**Extracted data:**
___
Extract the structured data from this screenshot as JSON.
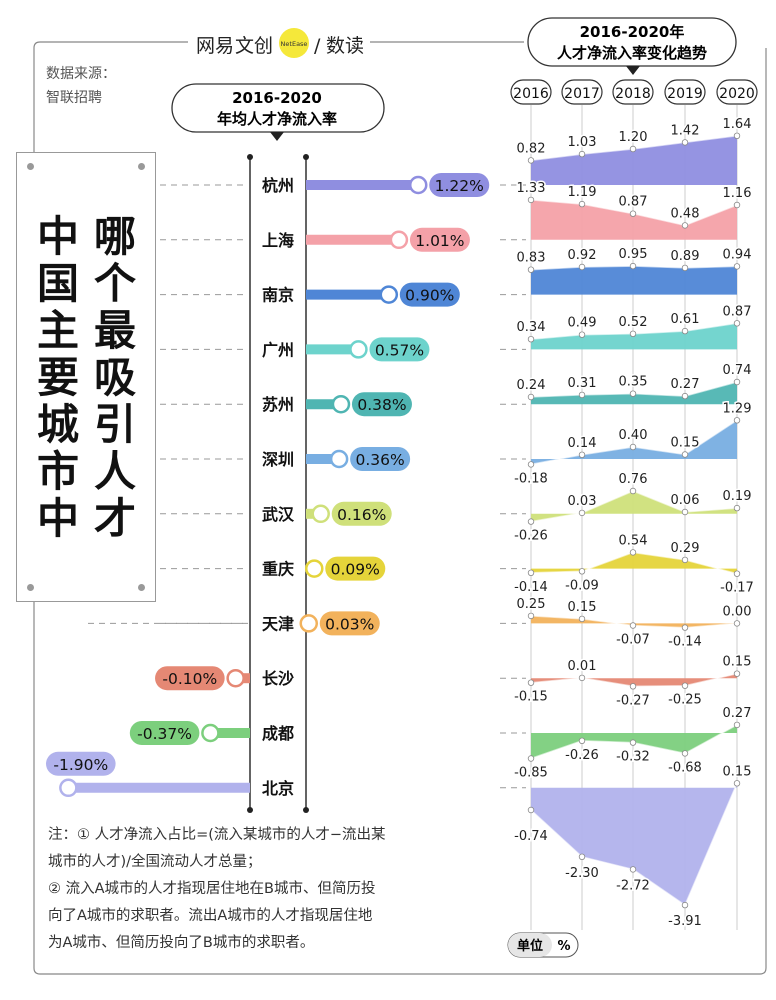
{
  "brand": {
    "left": "网易",
    "mid": "文创",
    "badge": "NetEase",
    "slash": "/",
    "right": "数读"
  },
  "source": {
    "line1": "数据来源：",
    "line2": "智联招聘"
  },
  "title": {
    "col1": "中国主要城市中",
    "col2": "哪个最吸引人才"
  },
  "bar_header": {
    "line1": "2016-2020",
    "line2": "年均人才净流入率"
  },
  "trend_header": {
    "line1": "2016-2020年",
    "line2": "人才净流入率变化趋势"
  },
  "unit": {
    "label": "单位",
    "value": "%"
  },
  "notes": [
    "注：① 人才净流入占比=(流入某城市的人才−流出某",
    "城市的人才)/全国流动人才总量；",
    "② 流入A城市的人才指现居住地在B城市、但简历投",
    "向了A城市的求职者。流出A城市的人才指现居住地",
    "为A城市、但简历投向了B城市的求职者。"
  ],
  "colors": {
    "杭州": "#8f8ee0",
    "上海": "#f4a1a8",
    "南京": "#4f86d6",
    "广州": "#6dd3cc",
    "苏州": "#4fb5b2",
    "深圳": "#78aee2",
    "武汉": "#cfe07a",
    "重庆": "#e5d43a",
    "天津": "#f2b25c",
    "长沙": "#e58874",
    "成都": "#7ccf7d",
    "北京": "#b1b2ec"
  },
  "chart_data": [
    {
      "type": "bar",
      "title": "2016-2020 年均人才净流入率",
      "categories": [
        "杭州",
        "上海",
        "南京",
        "广州",
        "苏州",
        "深圳",
        "武汉",
        "重庆",
        "天津",
        "长沙",
        "成都",
        "北京"
      ],
      "values": [
        1.22,
        1.01,
        0.9,
        0.57,
        0.38,
        0.36,
        0.16,
        0.09,
        0.03,
        -0.1,
        -0.37,
        -1.9
      ],
      "labels": [
        "1.22%",
        "1.01%",
        "0.90%",
        "0.57%",
        "0.38%",
        "0.36%",
        "0.16%",
        "0.09%",
        "0.03%",
        "-0.10%",
        "-0.37%",
        "-1.90%"
      ],
      "unit": "%"
    },
    {
      "type": "area",
      "title": "2016-2020年 人才净流入率变化趋势",
      "x": [
        "2016",
        "2017",
        "2018",
        "2019",
        "2020"
      ],
      "series": [
        {
          "name": "杭州",
          "values": [
            0.82,
            1.03,
            1.2,
            1.42,
            1.64
          ],
          "labels": [
            "0.82",
            "1.03",
            "1.20",
            "1.42",
            "1.64"
          ]
        },
        {
          "name": "上海",
          "values": [
            1.33,
            1.19,
            0.87,
            0.48,
            1.16
          ],
          "labels": [
            "1.33",
            "1.19",
            "0.87",
            "0.48",
            "1.16"
          ]
        },
        {
          "name": "南京",
          "values": [
            0.83,
            0.92,
            0.95,
            0.89,
            0.94
          ],
          "labels": [
            "0.83",
            "0.92",
            "0.95",
            "0.89",
            "0.94"
          ]
        },
        {
          "name": "广州",
          "values": [
            0.34,
            0.49,
            0.52,
            0.61,
            0.87
          ],
          "labels": [
            "0.34",
            "0.49",
            "0.52",
            "0.61",
            "0.87"
          ]
        },
        {
          "name": "苏州",
          "values": [
            0.24,
            0.31,
            0.35,
            0.27,
            0.74
          ],
          "labels": [
            "0.24",
            "0.31",
            "0.35",
            "0.27",
            "0.74"
          ]
        },
        {
          "name": "深圳",
          "values": [
            -0.18,
            0.14,
            0.4,
            0.15,
            1.29
          ],
          "labels": [
            "-0.18",
            "0.14",
            "0.40",
            "0.15",
            "1.29"
          ]
        },
        {
          "name": "武汉",
          "values": [
            -0.26,
            0.03,
            0.76,
            0.06,
            0.19
          ],
          "labels": [
            "-0.26",
            "0.03",
            "0.76",
            "0.06",
            "0.19"
          ]
        },
        {
          "name": "重庆",
          "values": [
            -0.14,
            -0.09,
            0.54,
            0.29,
            -0.17
          ],
          "labels": [
            "-0.14",
            "-0.09",
            "0.54",
            "0.29",
            "-0.17"
          ]
        },
        {
          "name": "天津",
          "values": [
            0.25,
            0.15,
            -0.07,
            -0.14,
            0.0
          ],
          "labels": [
            "0.25",
            "0.15",
            "-0.07",
            "-0.14",
            "0.00"
          ]
        },
        {
          "name": "长沙",
          "values": [
            -0.15,
            0.01,
            -0.27,
            -0.25,
            0.15
          ],
          "labels": [
            "-0.15",
            "0.01",
            "-0.27",
            "-0.25",
            "0.15"
          ]
        },
        {
          "name": "成都",
          "values": [
            -0.85,
            -0.26,
            -0.32,
            -0.68,
            0.27
          ],
          "labels": [
            "-0.85",
            "-0.26",
            "-0.32",
            "-0.68",
            "0.27"
          ]
        },
        {
          "name": "北京",
          "values": [
            -0.74,
            -2.3,
            -2.72,
            -3.91,
            0.15
          ],
          "labels": [
            "-0.74",
            "-2.30",
            "-2.72",
            "-3.91",
            "0.15"
          ]
        }
      ],
      "unit": "%"
    }
  ]
}
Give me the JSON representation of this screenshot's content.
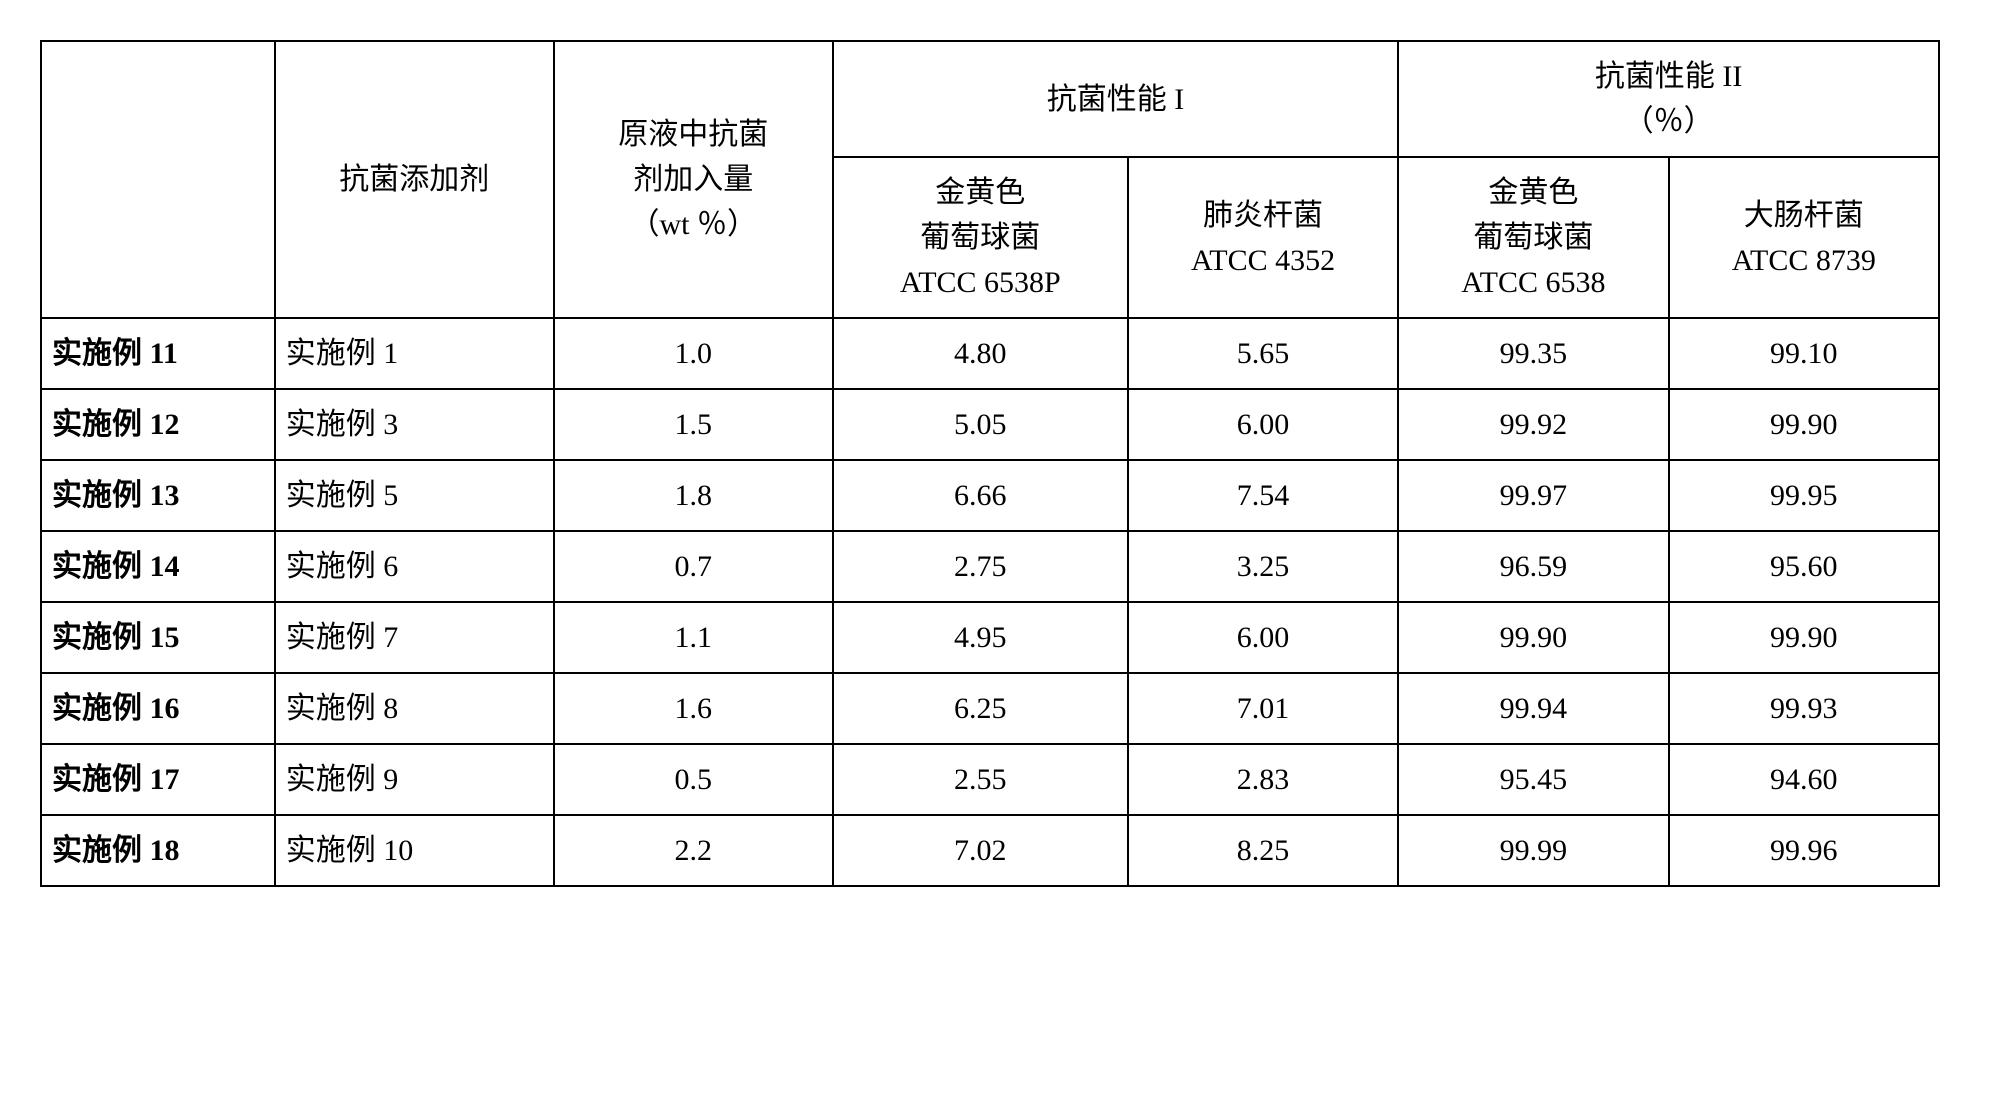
{
  "table": {
    "headers": {
      "blank": "",
      "additive": "抗菌添加剂",
      "amount": "原液中抗菌\n剂加入量\n（wt ％）",
      "perf1": "抗菌性能 I",
      "perf2_line1": "抗菌性能 II",
      "perf2_line2": "（％）",
      "sub_sa_6538p_l1": "金黄色",
      "sub_sa_6538p_l2": "葡萄球菌",
      "sub_sa_6538p_l3": "ATCC 6538P",
      "sub_kp_l1": "肺炎杆菌",
      "sub_kp_l2": "ATCC 4352",
      "sub_sa_6538_l1": "金黄色",
      "sub_sa_6538_l2": "葡萄球菌",
      "sub_sa_6538_l3": "ATCC 6538",
      "sub_ec_l1": "大肠杆菌",
      "sub_ec_l2": "ATCC 8739"
    },
    "rows": [
      {
        "label": "实施例 11",
        "additive": "实施例 1",
        "amount": "1.0",
        "p1a": "4.80",
        "p1b": "5.65",
        "p2a": "99.35",
        "p2b": "99.10"
      },
      {
        "label": "实施例 12",
        "additive": "实施例 3",
        "amount": "1.5",
        "p1a": "5.05",
        "p1b": "6.00",
        "p2a": "99.92",
        "p2b": "99.90"
      },
      {
        "label": "实施例 13",
        "additive": "实施例 5",
        "amount": "1.8",
        "p1a": "6.66",
        "p1b": "7.54",
        "p2a": "99.97",
        "p2b": "99.95"
      },
      {
        "label": "实施例 14",
        "additive": "实施例 6",
        "amount": "0.7",
        "p1a": "2.75",
        "p1b": "3.25",
        "p2a": "96.59",
        "p2b": "95.60"
      },
      {
        "label": "实施例 15",
        "additive": "实施例 7",
        "amount": "1.1",
        "p1a": "4.95",
        "p1b": "6.00",
        "p2a": "99.90",
        "p2b": "99.90"
      },
      {
        "label": "实施例 16",
        "additive": "实施例 8",
        "amount": "1.6",
        "p1a": "6.25",
        "p1b": "7.01",
        "p2a": "99.94",
        "p2b": "99.93"
      },
      {
        "label": "实施例 17",
        "additive": "实施例 9",
        "amount": "0.5",
        "p1a": "2.55",
        "p1b": "2.83",
        "p2a": "95.45",
        "p2b": "94.60"
      },
      {
        "label": "实施例 18",
        "additive": "实施例 10",
        "amount": "2.2",
        "p1a": "7.02",
        "p1b": "8.25",
        "p2a": "99.99",
        "p2b": "99.96"
      }
    ],
    "style": {
      "border_color": "#000000",
      "background_color": "#ffffff",
      "font_size_pt": 22,
      "cell_text_color": "#000000"
    }
  }
}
___
**What to do:** Repeat everything in the records precisely. Images are excluded from the copy.

**Result of this exercise:**
Extract the structured data from this screenshot as JSON.
{
  "brand": {
    "left": "网易",
    "mid": "文创",
    "badge": "NetEase",
    "slash": "/",
    "right": "数读"
  },
  "source": {
    "line1": "数据来源：",
    "line2": "智联招聘"
  },
  "title": {
    "col1": "中国主要城市中",
    "col2": "哪个最吸引人才"
  },
  "bar_header": {
    "line1": "2016-2020",
    "line2": "年均人才净流入率"
  },
  "trend_header": {
    "line1": "2016-2020年",
    "line2": "人才净流入率变化趋势"
  },
  "unit": {
    "label": "单位",
    "value": "%"
  },
  "notes": [
    "注：① 人才净流入占比=(流入某城市的人才−流出某",
    "城市的人才)/全国流动人才总量；",
    "② 流入A城市的人才指现居住地在B城市、但简历投",
    "向了A城市的求职者。流出A城市的人才指现居住地",
    "为A城市、但简历投向了B城市的求职者。"
  ],
  "colors": {
    "杭州": "#8f8ee0",
    "上海": "#f4a1a8",
    "南京": "#4f86d6",
    "广州": "#6dd3cc",
    "苏州": "#4fb5b2",
    "深圳": "#78aee2",
    "武汉": "#cfe07a",
    "重庆": "#e5d43a",
    "天津": "#f2b25c",
    "长沙": "#e58874",
    "成都": "#7ccf7d",
    "北京": "#b1b2ec"
  },
  "chart_data": [
    {
      "type": "bar",
      "title": "2016-2020 年均人才净流入率",
      "categories": [
        "杭州",
        "上海",
        "南京",
        "广州",
        "苏州",
        "深圳",
        "武汉",
        "重庆",
        "天津",
        "长沙",
        "成都",
        "北京"
      ],
      "values": [
        1.22,
        1.01,
        0.9,
        0.57,
        0.38,
        0.36,
        0.16,
        0.09,
        0.03,
        -0.1,
        -0.37,
        -1.9
      ],
      "labels": [
        "1.22%",
        "1.01%",
        "0.90%",
        "0.57%",
        "0.38%",
        "0.36%",
        "0.16%",
        "0.09%",
        "0.03%",
        "-0.10%",
        "-0.37%",
        "-1.90%"
      ],
      "unit": "%"
    },
    {
      "type": "area",
      "title": "2016-2020年 人才净流入率变化趋势",
      "x": [
        "2016",
        "2017",
        "2018",
        "2019",
        "2020"
      ],
      "series": [
        {
          "name": "杭州",
          "values": [
            0.82,
            1.03,
            1.2,
            1.42,
            1.64
          ],
          "labels": [
            "0.82",
            "1.03",
            "1.20",
            "1.42",
            "1.64"
          ]
        },
        {
          "name": "上海",
          "values": [
            1.33,
            1.19,
            0.87,
            0.48,
            1.16
          ],
          "labels": [
            "1.33",
            "1.19",
            "0.87",
            "0.48",
            "1.16"
          ]
        },
        {
          "name": "南京",
          "values": [
            0.83,
            0.92,
            0.95,
            0.89,
            0.94
          ],
          "labels": [
            "0.83",
            "0.92",
            "0.95",
            "0.89",
            "0.94"
          ]
        },
        {
          "name": "广州",
          "values": [
            0.34,
            0.49,
            0.52,
            0.61,
            0.87
          ],
          "labels": [
            "0.34",
            "0.49",
            "0.52",
            "0.61",
            "0.87"
          ]
        },
        {
          "name": "苏州",
          "values": [
            0.24,
            0.31,
            0.35,
            0.27,
            0.74
          ],
          "labels": [
            "0.24",
            "0.31",
            "0.35",
            "0.27",
            "0.74"
          ]
        },
        {
          "name": "深圳",
          "values": [
            -0.18,
            0.14,
            0.4,
            0.15,
            1.29
          ],
          "labels": [
            "-0.18",
            "0.14",
            "0.40",
            "0.15",
            "1.29"
          ]
        },
        {
          "name": "武汉",
          "values": [
            -0.26,
            0.03,
            0.76,
            0.06,
            0.19
          ],
          "labels": [
            "-0.26",
            "0.03",
            "0.76",
            "0.06",
            "0.19"
          ]
        },
        {
          "name": "重庆",
          "values": [
            -0.14,
            -0.09,
            0.54,
            0.29,
            -0.17
          ],
          "labels": [
            "-0.14",
            "-0.09",
            "0.54",
            "0.29",
            "-0.17"
          ]
        },
        {
          "name": "天津",
          "values": [
            0.25,
            0.15,
            -0.07,
            -0.14,
            0.0
          ],
          "labels": [
            "0.25",
            "0.15",
            "-0.07",
            "-0.14",
            "0.00"
          ]
        },
        {
          "name": "长沙",
          "values": [
            -0.15,
            0.01,
            -0.27,
            -0.25,
            0.15
          ],
          "labels": [
            "-0.15",
            "0.01",
            "-0.27",
            "-0.25",
            "0.15"
          ]
        },
        {
          "name": "成都",
          "values": [
            -0.85,
            -0.26,
            -0.32,
            -0.68,
            0.27
          ],
          "labels": [
            "-0.85",
            "-0.26",
            "-0.32",
            "-0.68",
            "0.27"
          ]
        },
        {
          "name": "北京",
          "values": [
            -0.74,
            -2.3,
            -2.72,
            -3.91,
            0.15
          ],
          "labels": [
            "-0.74",
            "-2.30",
            "-2.72",
            "-3.91",
            "0.15"
          ]
        }
      ],
      "unit": "%"
    }
  ]
}
Give me the JSON representation of this screenshot's content.
{
  "table": {
    "headers": {
      "blank": "",
      "additive": "抗菌添加剂",
      "amount": "原液中抗菌\n剂加入量\n（wt ％）",
      "perf1": "抗菌性能 I",
      "perf2_line1": "抗菌性能 II",
      "perf2_line2": "（％）",
      "sub_sa_6538p_l1": "金黄色",
      "sub_sa_6538p_l2": "葡萄球菌",
      "sub_sa_6538p_l3": "ATCC 6538P",
      "sub_kp_l1": "肺炎杆菌",
      "sub_kp_l2": "ATCC 4352",
      "sub_sa_6538_l1": "金黄色",
      "sub_sa_6538_l2": "葡萄球菌",
      "sub_sa_6538_l3": "ATCC 6538",
      "sub_ec_l1": "大肠杆菌",
      "sub_ec_l2": "ATCC 8739"
    },
    "rows": [
      {
        "label": "实施例 11",
        "additive": "实施例 1",
        "amount": "1.0",
        "p1a": "4.80",
        "p1b": "5.65",
        "p2a": "99.35",
        "p2b": "99.10"
      },
      {
        "label": "实施例 12",
        "additive": "实施例 3",
        "amount": "1.5",
        "p1a": "5.05",
        "p1b": "6.00",
        "p2a": "99.92",
        "p2b": "99.90"
      },
      {
        "label": "实施例 13",
        "additive": "实施例 5",
        "amount": "1.8",
        "p1a": "6.66",
        "p1b": "7.54",
        "p2a": "99.97",
        "p2b": "99.95"
      },
      {
        "label": "实施例 14",
        "additive": "实施例 6",
        "amount": "0.7",
        "p1a": "2.75",
        "p1b": "3.25",
        "p2a": "96.59",
        "p2b": "95.60"
      },
      {
        "label": "实施例 15",
        "additive": "实施例 7",
        "amount": "1.1",
        "p1a": "4.95",
        "p1b": "6.00",
        "p2a": "99.90",
        "p2b": "99.90"
      },
      {
        "label": "实施例 16",
        "additive": "实施例 8",
        "amount": "1.6",
        "p1a": "6.25",
        "p1b": "7.01",
        "p2a": "99.94",
        "p2b": "99.93"
      },
      {
        "label": "实施例 17",
        "additive": "实施例 9",
        "amount": "0.5",
        "p1a": "2.55",
        "p1b": "2.83",
        "p2a": "95.45",
        "p2b": "94.60"
      },
      {
        "label": "实施例 18",
        "additive": "实施例 10",
        "amount": "2.2",
        "p1a": "7.02",
        "p1b": "8.25",
        "p2a": "99.99",
        "p2b": "99.96"
      }
    ],
    "style": {
      "border_color": "#000000",
      "background_color": "#ffffff",
      "font_size_pt": 22,
      "cell_text_color": "#000000"
    }
  }
}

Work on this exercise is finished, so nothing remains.